= PROVIDED ENTRIES =

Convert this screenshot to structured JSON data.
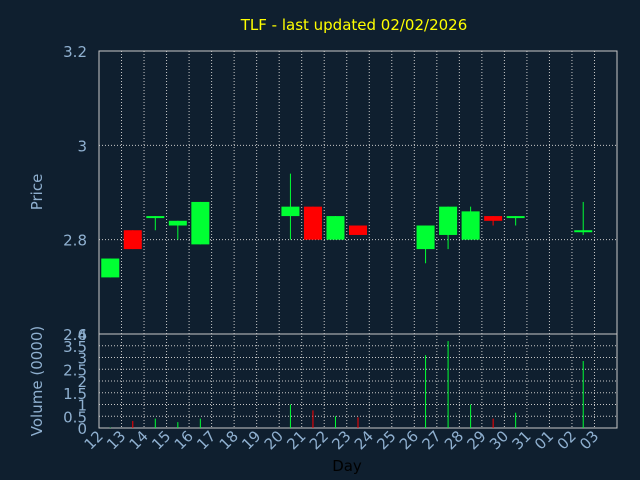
{
  "title": "TLF - last updated 02/02/2026",
  "colors": {
    "background": "#0f1f2f",
    "up": "#00ff33",
    "down": "#ff0000",
    "title": "#ffff00",
    "axis_text": "#8fb0d0"
  },
  "chart_data": [
    {
      "type": "candlestick",
      "ylabel": "Price",
      "ylim": [
        2.6,
        3.2
      ],
      "yticks": [
        "2.6",
        "2.8",
        "3",
        "3.2"
      ],
      "grid": true,
      "candles": [
        {
          "day": "12",
          "open": 2.72,
          "high": 2.76,
          "low": 2.72,
          "close": 2.76
        },
        {
          "day": "13",
          "open": 2.82,
          "high": 2.82,
          "low": 2.78,
          "close": 2.78
        },
        {
          "day": "14",
          "open": 2.85,
          "high": 2.85,
          "low": 2.82,
          "close": 2.85
        },
        {
          "day": "15",
          "open": 2.83,
          "high": 2.84,
          "low": 2.8,
          "close": 2.84
        },
        {
          "day": "16",
          "open": 2.79,
          "high": 2.88,
          "low": 2.79,
          "close": 2.88
        },
        {
          "day": "20",
          "open": 2.85,
          "high": 2.94,
          "low": 2.8,
          "close": 2.87
        },
        {
          "day": "21",
          "open": 2.87,
          "high": 2.87,
          "low": 2.8,
          "close": 2.8
        },
        {
          "day": "22",
          "open": 2.8,
          "high": 2.85,
          "low": 2.8,
          "close": 2.85
        },
        {
          "day": "23",
          "open": 2.83,
          "high": 2.83,
          "low": 2.81,
          "close": 2.81
        },
        {
          "day": "26",
          "open": 2.78,
          "high": 2.83,
          "low": 2.75,
          "close": 2.83
        },
        {
          "day": "27",
          "open": 2.81,
          "high": 2.87,
          "low": 2.78,
          "close": 2.87
        },
        {
          "day": "28",
          "open": 2.8,
          "high": 2.87,
          "low": 2.8,
          "close": 2.86
        },
        {
          "day": "29",
          "open": 2.85,
          "high": 2.85,
          "low": 2.83,
          "close": 2.84
        },
        {
          "day": "30",
          "open": 2.85,
          "high": 2.85,
          "low": 2.83,
          "close": 2.85
        },
        {
          "day": "02",
          "open": 2.82,
          "high": 2.88,
          "low": 2.81,
          "close": 2.82
        }
      ]
    },
    {
      "type": "bar",
      "ylabel": "Volume (0000)",
      "xlabel": "Day",
      "ylim": [
        0,
        4
      ],
      "yticks": [
        "0",
        "0.5",
        "1",
        "1.5",
        "2",
        "2.5",
        "3",
        "3.5",
        "4"
      ],
      "grid": true,
      "categories": [
        "12",
        "13",
        "14",
        "15",
        "16",
        "17",
        "18",
        "19",
        "20",
        "21",
        "22",
        "23",
        "24",
        "25",
        "26",
        "27",
        "28",
        "29",
        "30",
        "31",
        "01",
        "02",
        "03"
      ],
      "volumes": [
        {
          "day": "12",
          "value": 0.02,
          "dir": "up"
        },
        {
          "day": "13",
          "value": 0.3,
          "dir": "down"
        },
        {
          "day": "14",
          "value": 0.4,
          "dir": "up"
        },
        {
          "day": "15",
          "value": 0.25,
          "dir": "up"
        },
        {
          "day": "16",
          "value": 0.4,
          "dir": "up"
        },
        {
          "day": "20",
          "value": 1.0,
          "dir": "up"
        },
        {
          "day": "21",
          "value": 0.75,
          "dir": "down"
        },
        {
          "day": "22",
          "value": 0.5,
          "dir": "up"
        },
        {
          "day": "23",
          "value": 0.45,
          "dir": "down"
        },
        {
          "day": "26",
          "value": 3.1,
          "dir": "up"
        },
        {
          "day": "27",
          "value": 3.7,
          "dir": "up"
        },
        {
          "day": "28",
          "value": 1.0,
          "dir": "up"
        },
        {
          "day": "29",
          "value": 0.4,
          "dir": "down"
        },
        {
          "day": "30",
          "value": 0.65,
          "dir": "up"
        },
        {
          "day": "02",
          "value": 2.85,
          "dir": "up"
        }
      ]
    }
  ]
}
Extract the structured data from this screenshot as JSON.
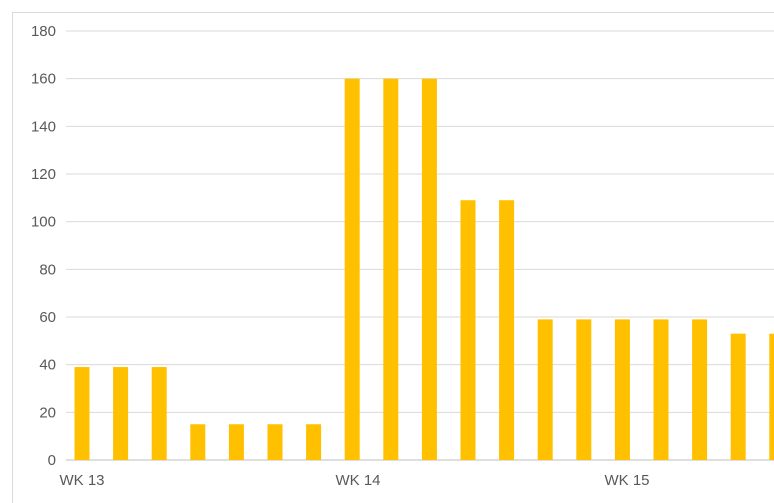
{
  "chart_data": {
    "type": "bar",
    "title": "",
    "xlabel": "",
    "ylabel": "",
    "ylim": [
      0,
      180
    ],
    "yticks": [
      0,
      20,
      40,
      60,
      80,
      100,
      120,
      140,
      160,
      180
    ],
    "grid": true,
    "legend": "none",
    "bar_color": "#FFC000",
    "categories": [
      "WK 13",
      "",
      "",
      "",
      "",
      "",
      "",
      "WK 14",
      "",
      "",
      "",
      "",
      "",
      "WK 15",
      "",
      "",
      "",
      "",
      ""
    ],
    "values": [
      39,
      39,
      39,
      15,
      15,
      15,
      15,
      160,
      160,
      160,
      109,
      109,
      59,
      59,
      59,
      59,
      59,
      53,
      53
    ],
    "x_tick_labels": [
      "WK 13",
      "WK 14",
      "WK 15"
    ]
  }
}
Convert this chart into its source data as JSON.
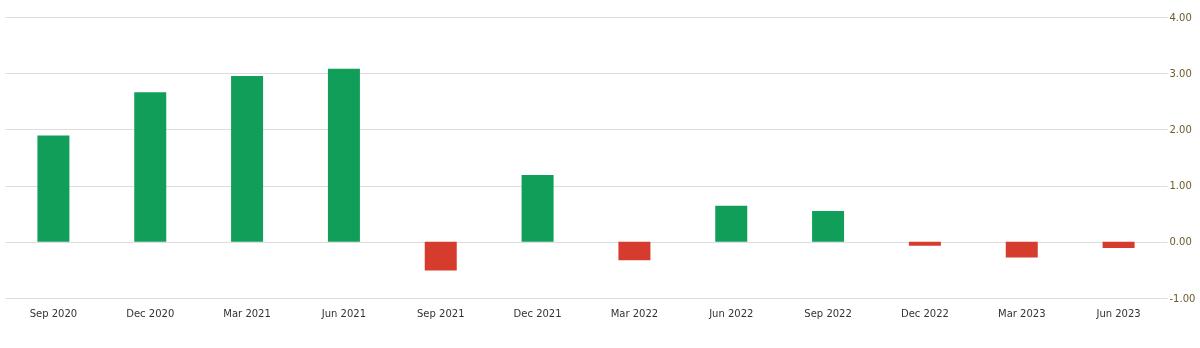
{
  "chart_data": {
    "type": "bar",
    "categories": [
      "Sep 2020",
      "Dec 2020",
      "Mar 2021",
      "Jun 2021",
      "Sep 2021",
      "Dec 2021",
      "Mar 2022",
      "Jun 2022",
      "Sep 2022",
      "Dec 2022",
      "Mar 2023",
      "Jun 2023"
    ],
    "values": [
      1.89,
      2.66,
      2.95,
      3.08,
      -0.51,
      1.19,
      -0.33,
      0.64,
      0.55,
      -0.07,
      -0.28,
      -0.11
    ],
    "colors": [
      "#109e58",
      "#109e58",
      "#109e58",
      "#109e58",
      "#d63c2e",
      "#109e58",
      "#d63c2e",
      "#109e58",
      "#109e58",
      "#d63c2e",
      "#d63c2e",
      "#d63c2e"
    ],
    "ylim": [
      -1,
      4
    ],
    "yticks": [
      {
        "value": -1,
        "label": "-1.00"
      },
      {
        "value": 0,
        "label": "0.00"
      },
      {
        "value": 1,
        "label": "1.00"
      },
      {
        "value": 2,
        "label": "2.00"
      },
      {
        "value": 3,
        "label": "3.00"
      },
      {
        "value": 4,
        "label": "4.00"
      }
    ],
    "grid": "y"
  }
}
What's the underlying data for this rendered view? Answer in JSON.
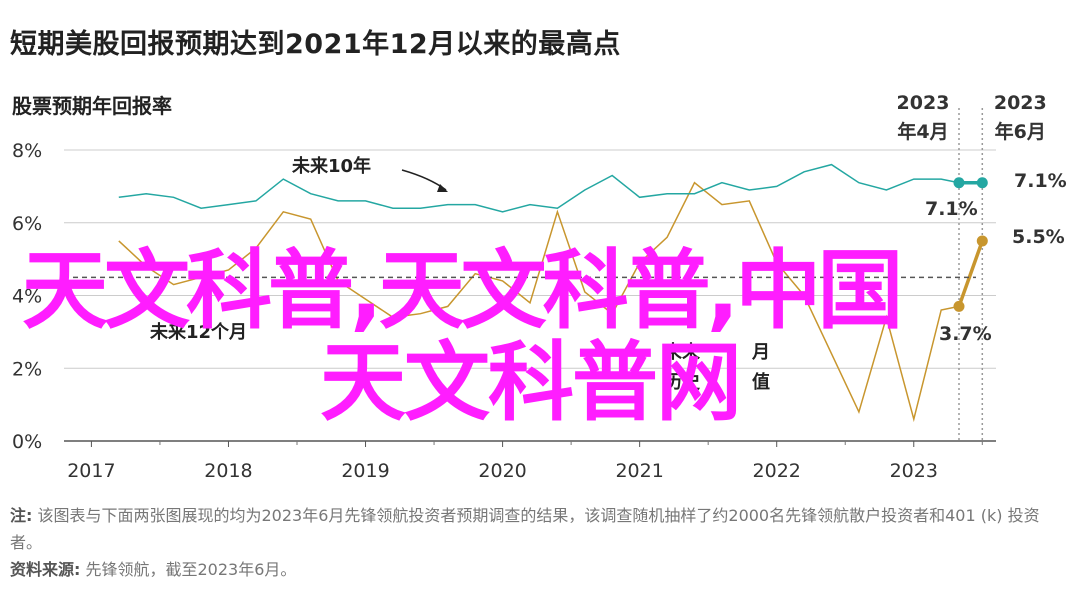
{
  "title": "短期美股回报预期达到2021年12月以来的最高点",
  "subtitle": "股票预期年回报率",
  "annotations": {
    "next10": "未来10年",
    "next12": "未来12个月",
    "apr_year": "2023",
    "apr_month": "年4月",
    "jun_year": "2023",
    "jun_month": "年6月",
    "teal_apr_label": "7.1%",
    "teal_jun_label": "7.1%",
    "gold_apr_label": "3.7%",
    "gold_jun_label": "5.5%",
    "hidden_label_1": "未来",
    "hidden_label_2": "月",
    "hidden_label_3": "历史",
    "hidden_label_4": "值"
  },
  "notes": {
    "note_head": "注:",
    "note_text": " 该图表与下面两张图展现的均为2023年6月先锋领航投资者预期调查的结果，该调查随机抽样了约2000名先锋领航散户投资者和401 (k) 投资者。",
    "source_head": "资料来源:",
    "source_text": " 先锋领航，截至2023年6月。"
  },
  "watermark": {
    "line1": "天文科普,天文科普,中国",
    "line2": "天文科普网"
  },
  "colors": {
    "teal": "#24a7a2",
    "gold": "#c8962e",
    "grid": "#cccccc",
    "watermark": "#ff1dff"
  },
  "chart_data": {
    "type": "line",
    "title": "股票预期年回报率",
    "ylim": [
      0,
      8
    ],
    "yticks": [
      "0%",
      "2%",
      "4%",
      "6%",
      "8%"
    ],
    "xticks": [
      "2017",
      "2018",
      "2019",
      "2020",
      "2021",
      "2022",
      "2023"
    ],
    "series": [
      {
        "name": "未来10年",
        "x": [
          2017.2,
          2017.4,
          2017.6,
          2017.8,
          2018.0,
          2018.2,
          2018.4,
          2018.6,
          2018.8,
          2019.0,
          2019.2,
          2019.4,
          2019.6,
          2019.8,
          2020.0,
          2020.2,
          2020.4,
          2020.6,
          2020.8,
          2021.0,
          2021.2,
          2021.4,
          2021.6,
          2021.8,
          2022.0,
          2022.2,
          2022.4,
          2022.6,
          2022.8,
          2023.0,
          2023.2,
          2023.33,
          2023.5
        ],
        "y": [
          6.7,
          6.8,
          6.7,
          6.4,
          6.5,
          6.6,
          7.2,
          6.8,
          6.6,
          6.6,
          6.4,
          6.4,
          6.5,
          6.5,
          6.3,
          6.5,
          6.4,
          6.9,
          7.3,
          6.7,
          6.8,
          6.8,
          7.1,
          6.9,
          7.0,
          7.4,
          7.6,
          7.1,
          6.9,
          7.2,
          7.2,
          7.1,
          7.1
        ]
      },
      {
        "name": "未来12个月",
        "x": [
          2017.2,
          2017.4,
          2017.6,
          2017.8,
          2018.0,
          2018.2,
          2018.4,
          2018.6,
          2018.8,
          2019.0,
          2019.2,
          2019.4,
          2019.6,
          2019.8,
          2020.0,
          2020.2,
          2020.4,
          2020.6,
          2020.8,
          2021.0,
          2021.2,
          2021.4,
          2021.6,
          2021.8,
          2022.0,
          2022.2,
          2022.4,
          2022.6,
          2022.8,
          2023.0,
          2023.2,
          2023.33,
          2023.5
        ],
        "y": [
          5.5,
          4.8,
          4.3,
          4.5,
          4.7,
          5.3,
          6.3,
          6.1,
          4.4,
          3.9,
          3.4,
          3.5,
          3.7,
          4.6,
          4.4,
          3.8,
          6.3,
          4.1,
          3.5,
          4.9,
          5.6,
          7.1,
          6.5,
          6.6,
          4.9,
          4.0,
          2.4,
          0.8,
          3.4,
          0.6,
          3.6,
          3.7,
          5.5
        ]
      }
    ],
    "end_labels": {
      "2023年4月": {
        "未来10年": 7.1,
        "未来12个月": 3.7
      },
      "2023年6月": {
        "未来10年": 7.1,
        "未来12个月": 5.5
      }
    }
  }
}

= EXERCISE INSTRUCTIONS =
Spot every line that holds "structured" and copy it.

= ANSWER TO THE EXERCISE =
Convert this screenshot to structured JSON data.
Extract the structured data from this screenshot as JSON.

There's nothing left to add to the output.